Aim of the exercise: Examine the records and identify each line that includes the string "Baby". Copy those lines.

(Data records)
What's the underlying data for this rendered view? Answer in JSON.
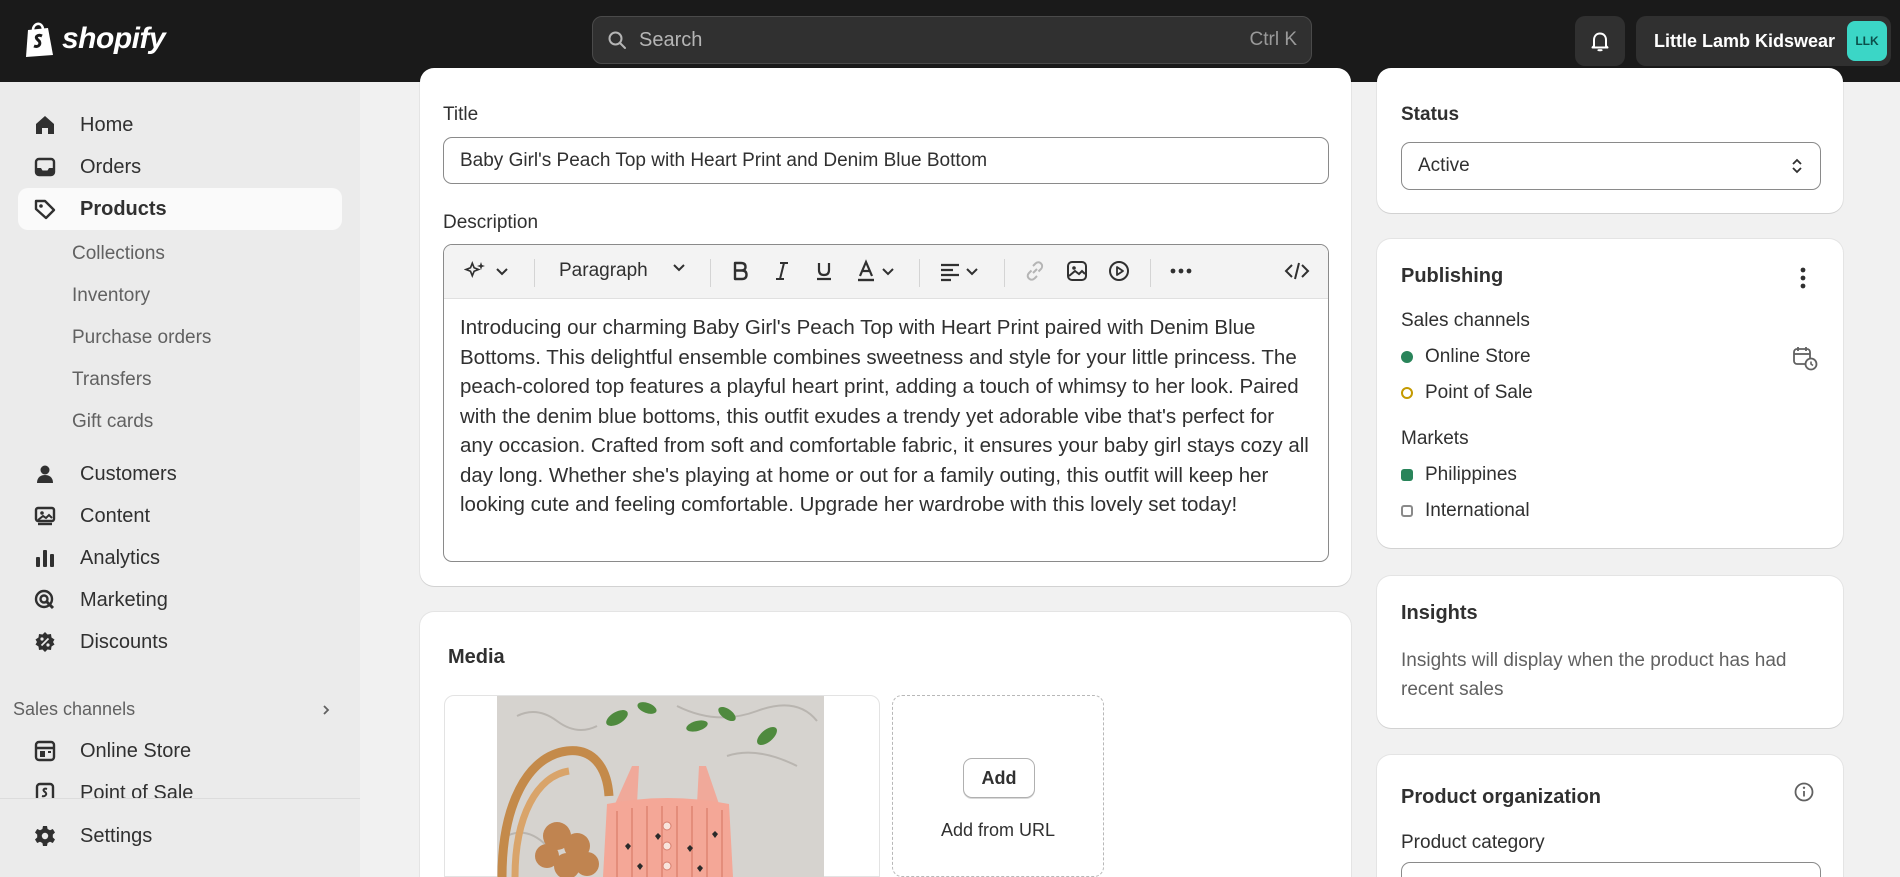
{
  "topbar": {
    "brand": "shopify",
    "search_placeholder": "Search",
    "search_shortcut": "Ctrl K",
    "store_name": "Little Lamb Kidswear",
    "avatar_initials": "LLK"
  },
  "sidebar": {
    "items": [
      {
        "label": "Home",
        "icon": "home-icon"
      },
      {
        "label": "Orders",
        "icon": "orders-icon"
      },
      {
        "label": "Products",
        "icon": "tag-icon",
        "active": true
      },
      {
        "label": "Customers",
        "icon": "person-icon"
      },
      {
        "label": "Content",
        "icon": "content-icon"
      },
      {
        "label": "Analytics",
        "icon": "bar-chart-icon"
      },
      {
        "label": "Marketing",
        "icon": "target-icon"
      },
      {
        "label": "Discounts",
        "icon": "discount-icon"
      }
    ],
    "product_subitems": [
      "Collections",
      "Inventory",
      "Purchase orders",
      "Transfers",
      "Gift cards"
    ],
    "sales_channels_heading": "Sales channels",
    "channels": [
      "Online Store",
      "Point of Sale"
    ],
    "settings_label": "Settings"
  },
  "product": {
    "title_label": "Title",
    "title_value": "Baby Girl's Peach Top with Heart Print and Denim Blue Bottom",
    "description_label": "Description",
    "paragraph_style": "Paragraph",
    "description": "Introducing our charming Baby Girl's Peach Top with Heart Print paired with Denim Blue Bottoms. This delightful ensemble combines sweetness and style for your little princess. The peach-colored top features a playful heart print, adding a touch of whimsy to her look. Paired with the denim blue bottoms, this outfit exudes a trendy yet adorable vibe that's perfect for any occasion. Crafted from soft and comfortable fabric, it ensures your baby girl stays cozy all day long. Whether she's playing at home or out for a family outing, this outfit will keep her looking cute and feeling comfortable. Upgrade her wardrobe with this lovely set today!"
  },
  "media": {
    "title": "Media",
    "add_label": "Add",
    "add_url_label": "Add from URL"
  },
  "status": {
    "label": "Status",
    "value": "Active"
  },
  "publishing": {
    "title": "Publishing",
    "sales_channels_label": "Sales channels",
    "channels": [
      {
        "name": "Online Store",
        "state": "active"
      },
      {
        "name": "Point of Sale",
        "state": "pending"
      }
    ],
    "markets_label": "Markets",
    "markets": [
      {
        "name": "Philippines",
        "state": "active"
      },
      {
        "name": "International",
        "state": "inactive"
      }
    ]
  },
  "insights": {
    "title": "Insights",
    "text": "Insights will display when the product has had recent sales"
  },
  "organization": {
    "title": "Product organization",
    "category_label": "Product category"
  },
  "colors": {
    "topbar": "#1a1a1a",
    "active_dot": "#29845a",
    "pending_dot": "#c49a00",
    "avatar": "#3bd6c6"
  }
}
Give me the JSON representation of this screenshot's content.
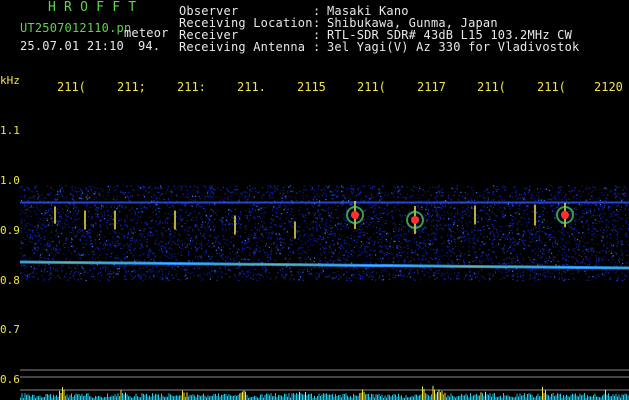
{
  "header": {
    "brand": "H R O F F T",
    "filename": "UT2507012110.pn",
    "mode": "meteor",
    "datetime": "25.07.01 21:10",
    "count": "94.",
    "observer_key": "Observer",
    "location_key": "Receiving Location",
    "receiver_key": "Receiver",
    "antenna_key": "Receiving Antenna",
    "sep": ":",
    "observer": "Masaki Kano",
    "location": "Shibukawa, Gunma, Japan",
    "receiver": "RTL-SDR SDR# 43dB L15 103.2MHz CW",
    "antenna": "3el Yagi(V) Az 330 for Vladivostok"
  },
  "axis": {
    "unit": "kHz",
    "time_ticks": [
      "211(",
      "211;",
      "211:",
      "211.",
      "2115",
      "211(",
      "2117",
      "211(",
      "211(",
      "2120"
    ],
    "freq_ticks": [
      "1.1",
      "1.0",
      "0.9",
      "0.8",
      "0.7",
      "0.6"
    ]
  },
  "colors": {
    "background": "#000000",
    "text_green": "#5cd64a",
    "text_white": "#e8e8e8",
    "text_yellow": "#f2e640",
    "noise": "#1a2fd0",
    "carrier_band": "#2a9aff",
    "meteor": "#ff3030"
  },
  "spectrogram": {
    "freq_range_khz": [
      0.6,
      1.13
    ],
    "noise_band_khz": [
      0.8,
      0.99
    ],
    "carrier_khz": 0.83,
    "upper_line_khz": 0.955,
    "meteor_echoes": [
      {
        "time": "2111",
        "freq_khz": 0.93,
        "strength": 0.4
      },
      {
        "time": "2111",
        "freq_khz": 0.92,
        "strength": 0.5
      },
      {
        "time": "2112",
        "freq_khz": 0.92,
        "strength": 0.5
      },
      {
        "time": "2113",
        "freq_khz": 0.92,
        "strength": 0.5
      },
      {
        "time": "2114",
        "freq_khz": 0.91,
        "strength": 0.5
      },
      {
        "time": "2115",
        "freq_khz": 0.9,
        "strength": 0.4
      },
      {
        "time": "2116",
        "freq_khz": 0.93,
        "strength": 1.0
      },
      {
        "time": "2117",
        "freq_khz": 0.92,
        "strength": 1.0
      },
      {
        "time": "2118",
        "freq_khz": 0.93,
        "strength": 0.5
      },
      {
        "time": "2119",
        "freq_khz": 0.93,
        "strength": 0.6
      },
      {
        "time": "2119",
        "freq_khz": 0.93,
        "strength": 0.8
      }
    ]
  }
}
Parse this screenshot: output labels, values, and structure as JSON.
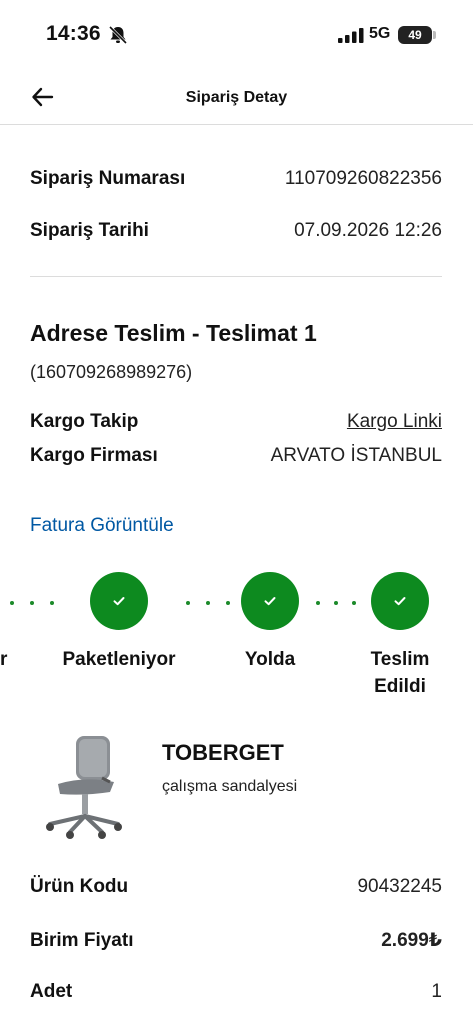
{
  "status_bar": {
    "time": "14:36",
    "network": "5G",
    "battery": "49",
    "icons": [
      "bell-slash-icon",
      "signal-icon",
      "battery-icon"
    ]
  },
  "nav": {
    "back_icon": "arrow-left-icon",
    "title": "Sipariş Detay"
  },
  "order": {
    "number_label": "Sipariş Numarası",
    "number_value": "110709260822356",
    "date_label": "Sipariş Tarihi",
    "date_value": "07.09.2026 12:26"
  },
  "delivery": {
    "title": "Adrese Teslim - Teslimat 1",
    "id": "(160709268989276)",
    "tracking_label": "Kargo Takip",
    "tracking_link": "Kargo Linki",
    "carrier_label": "Kargo Firması",
    "carrier_value": "ARVATO İSTANBUL",
    "invoice_link": "Fatura Görüntüle"
  },
  "progress": {
    "color": "#0d8a1f",
    "partial_left_label": "r",
    "steps": [
      {
        "label": "Paketleniyor",
        "done": true
      },
      {
        "label": "Yolda",
        "done": true
      },
      {
        "label_line1": "Teslim",
        "label_line2": "Edildi",
        "done": true
      }
    ]
  },
  "product": {
    "name": "TOBERGET",
    "description": "çalışma sandalyesi",
    "image_icon": "office-chair-image",
    "code_label": "Ürün Kodu",
    "code_value": "90432245",
    "price_label": "Birim Fiyatı",
    "price_value": "2.699₺",
    "qty_label": "Adet",
    "qty_value": "1"
  }
}
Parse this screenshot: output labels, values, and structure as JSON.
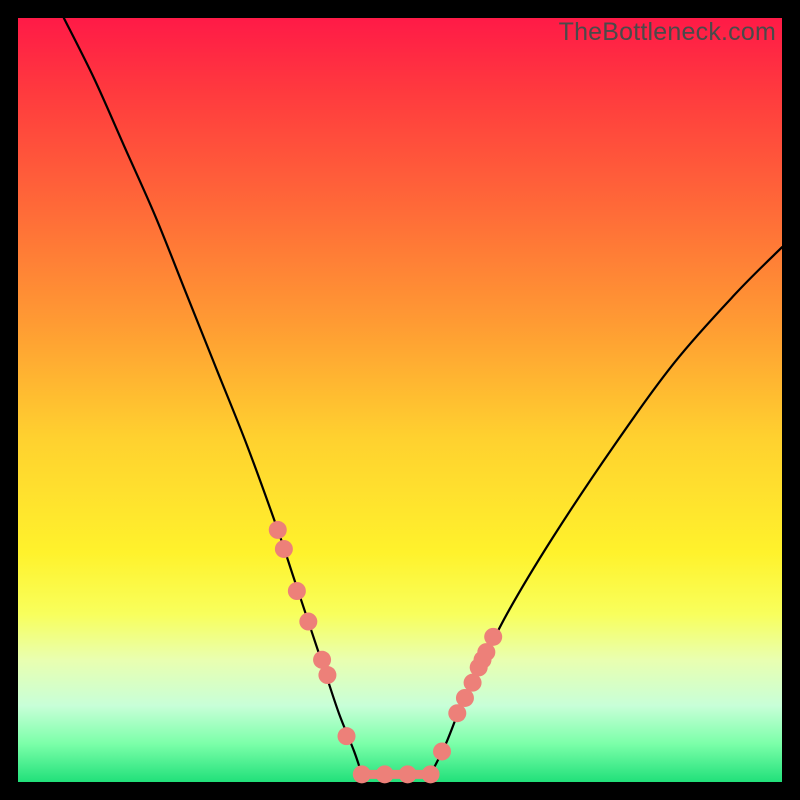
{
  "watermark": "TheBottleneck.com",
  "colors": {
    "dot": "#ed8079",
    "curve": "#000000"
  },
  "chart_data": {
    "type": "line",
    "title": "",
    "xlabel": "",
    "ylabel": "",
    "xlim": [
      0,
      100
    ],
    "ylim": [
      0,
      100
    ],
    "series": [
      {
        "name": "left-curve",
        "x": [
          6,
          10,
          14,
          18,
          22,
          26,
          30,
          34,
          36,
          38,
          40,
          42,
          44,
          45
        ],
        "y": [
          100,
          92,
          83,
          74,
          64,
          54,
          44,
          33,
          27,
          21,
          15,
          9,
          4,
          1
        ]
      },
      {
        "name": "flat-min",
        "x": [
          45,
          54
        ],
        "y": [
          1,
          1
        ]
      },
      {
        "name": "right-curve",
        "x": [
          54,
          56,
          58,
          60,
          64,
          70,
          78,
          86,
          94,
          100
        ],
        "y": [
          1,
          5,
          10,
          14,
          22,
          32,
          44,
          55,
          64,
          70
        ]
      }
    ],
    "points": {
      "name": "markers",
      "x": [
        34.0,
        34.8,
        36.5,
        38.0,
        39.8,
        40.5,
        43.0,
        45.0,
        48.0,
        51.0,
        54.0,
        55.5,
        57.5,
        58.5,
        59.5,
        60.3,
        60.8,
        61.3,
        62.2
      ],
      "y": [
        33.0,
        30.5,
        25.0,
        21.0,
        16.0,
        14.0,
        6.0,
        1.0,
        1.0,
        1.0,
        1.0,
        4.0,
        9.0,
        11.0,
        13.0,
        15.0,
        16.0,
        17.0,
        19.0
      ]
    }
  }
}
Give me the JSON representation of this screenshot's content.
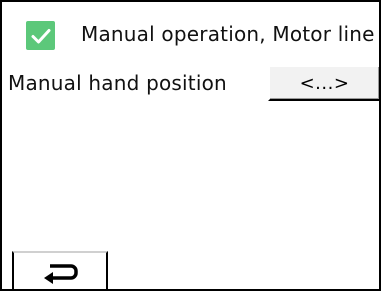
{
  "header": {
    "checkbox_checked": true,
    "checkbox_color": "#5cc87a",
    "title": "Manual operation, Motor line"
  },
  "manual_hand_position": {
    "label": "Manual hand position",
    "value": "<...>"
  },
  "footer": {
    "back_icon": "return-arrow-icon"
  }
}
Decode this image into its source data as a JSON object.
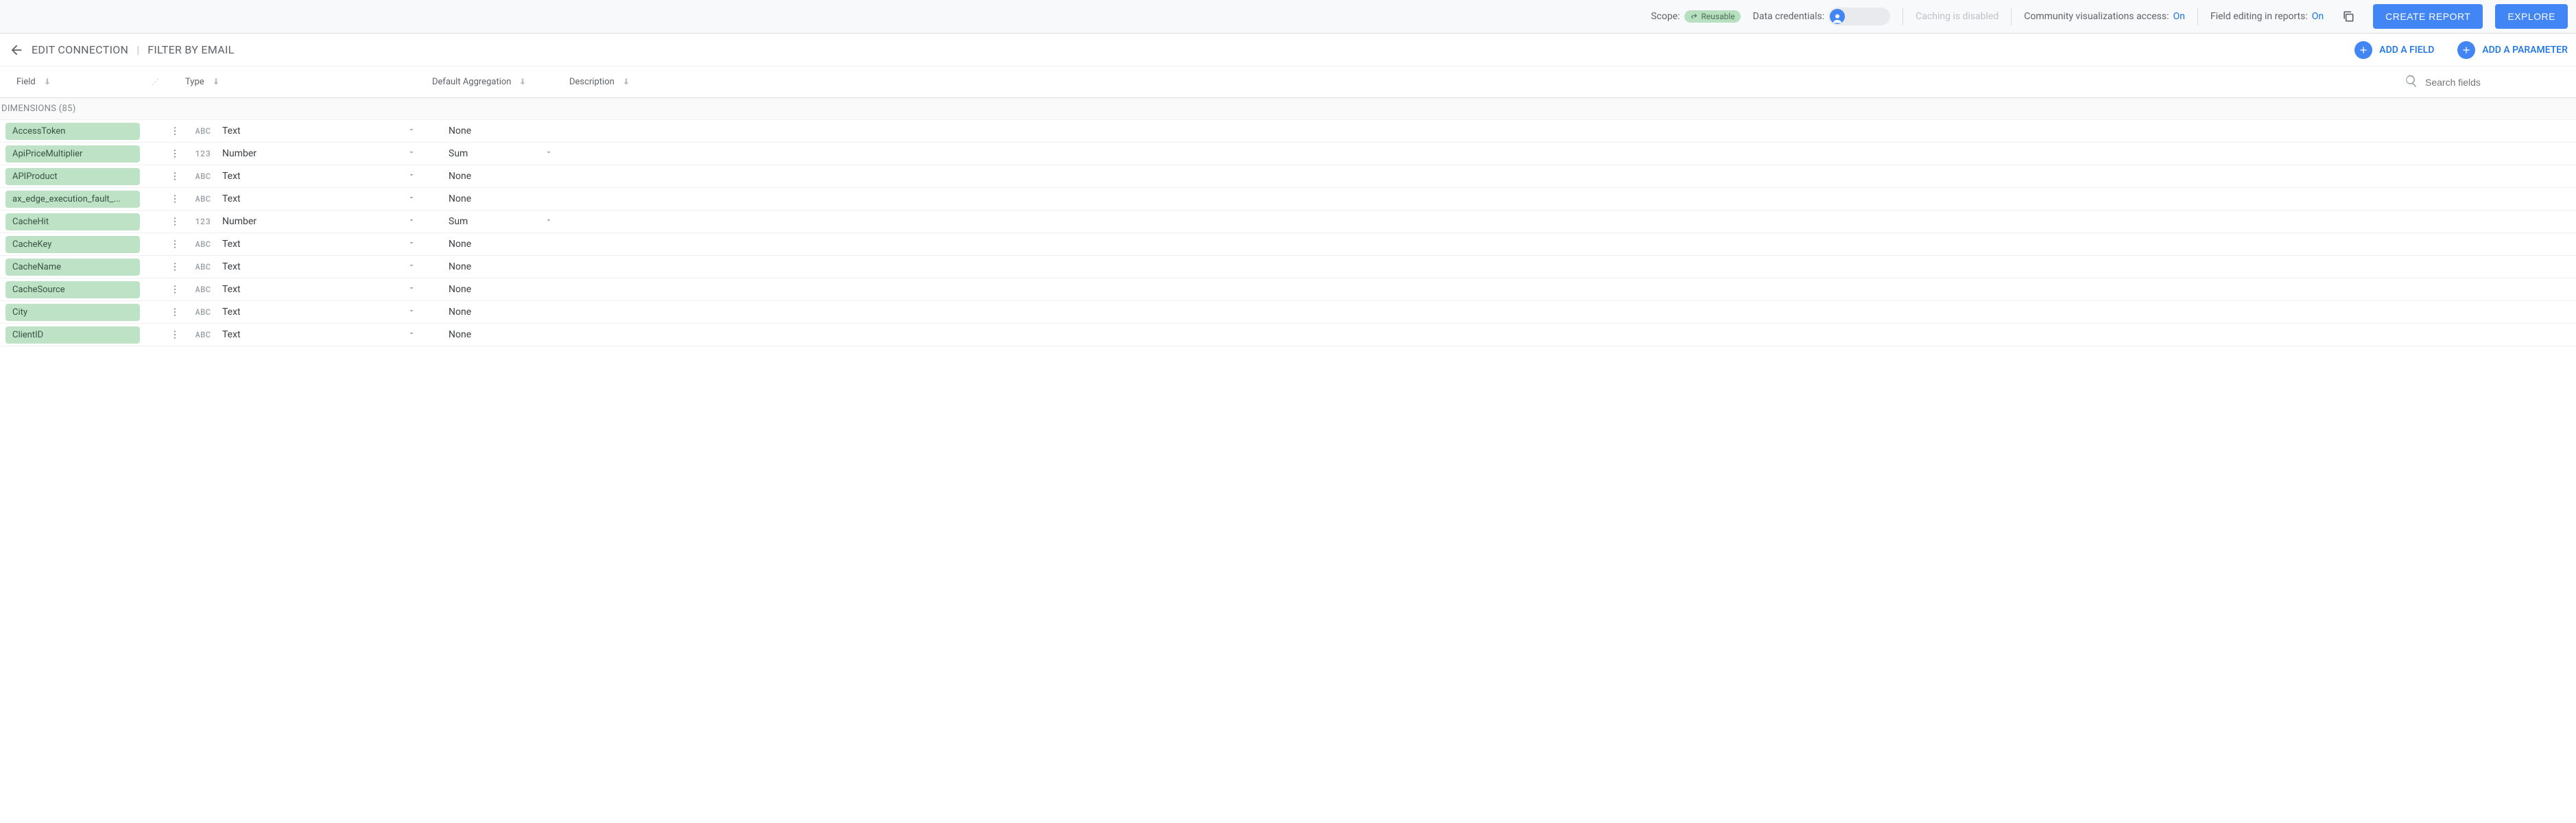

Written solution:
    "title_value": "Baby Girl's Peach Top with Heart Print and Denim Blue Bottom",
    "description": "Introducing our charming Baby Girl's Peach Top with Heart Print paired with Denim Blue Bottoms. This delightful ensemble combines sweetness and style for your little princess. The peach-colored top features a playful heart print, adding a touch of whimsy to her look. Paired with the denim blue bottoms, this outfit exudes a trendy yet adorable vibe that's perfect for any occasion. Crafted from soft and comfortable fabric, it ensures your baby girl stays cozy all day long. Whether she's playing at home or out for a family outing, this outfit will keep her looking cute and feeling comfortable. Upgrade her wardrobe with this lovely set today!"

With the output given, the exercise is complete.